* _Exercise objective_
Your task is to repeat the entries underneath exactly, minus the pictures.

* _Saved entries_
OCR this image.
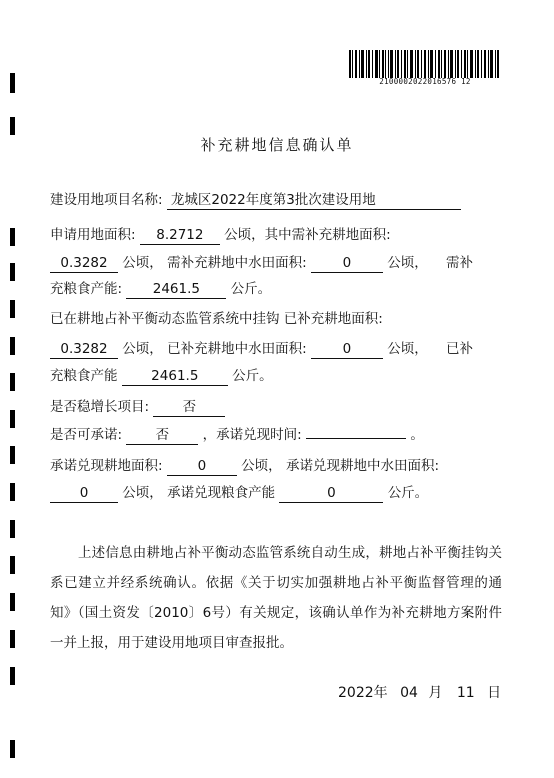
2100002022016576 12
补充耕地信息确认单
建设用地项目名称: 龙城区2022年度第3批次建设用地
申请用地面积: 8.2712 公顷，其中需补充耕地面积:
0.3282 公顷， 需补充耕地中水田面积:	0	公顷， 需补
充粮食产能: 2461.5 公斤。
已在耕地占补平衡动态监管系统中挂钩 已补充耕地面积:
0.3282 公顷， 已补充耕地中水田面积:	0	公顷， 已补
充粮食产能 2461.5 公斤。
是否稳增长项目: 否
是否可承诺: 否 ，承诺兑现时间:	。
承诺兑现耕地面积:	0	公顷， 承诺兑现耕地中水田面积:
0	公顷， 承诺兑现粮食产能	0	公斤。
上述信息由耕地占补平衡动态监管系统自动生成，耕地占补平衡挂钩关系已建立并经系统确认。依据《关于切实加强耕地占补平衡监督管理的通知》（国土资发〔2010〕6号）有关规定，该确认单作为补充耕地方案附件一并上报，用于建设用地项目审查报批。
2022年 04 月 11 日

* _The output_
OCR this image.
2100002022016576 12
补充耕地信息确认单
建设用地项目名称: 龙城区2022年度第3批次建设用地
申请用地面积: 8.2712 公顷，其中需补充耕地面积:
0.3282 公顷， 需补充耕地中水田面积:	0	公顷， 需补
充粮食产能: 2461.5 公斤。
已在耕地占补平衡动态监管系统中挂钩 已补充耕地面积:
0.3282 公顷， 已补充耕地中水田面积:	0	公顷， 已补
充粮食产能 2461.5 公斤。
是否稳增长项目: 否
是否可承诺: 否 ，承诺兑现时间:	。
承诺兑现耕地面积:	0	公顷， 承诺兑现耕地中水田面积:
0	公顷， 承诺兑现粮食产能	0	公斤。
上述信息由耕地占补平衡动态监管系统自动生成，耕地占补平衡挂钩关系已建立并经系统确认。依据《关于切实加强耕地占补平衡监督管理的通知》（国土资发〔2010〕6号）有关规定，该确认单作为补充耕地方案附件一并上报，用于建设用地项目审查报批。
2022年 04 月 11 日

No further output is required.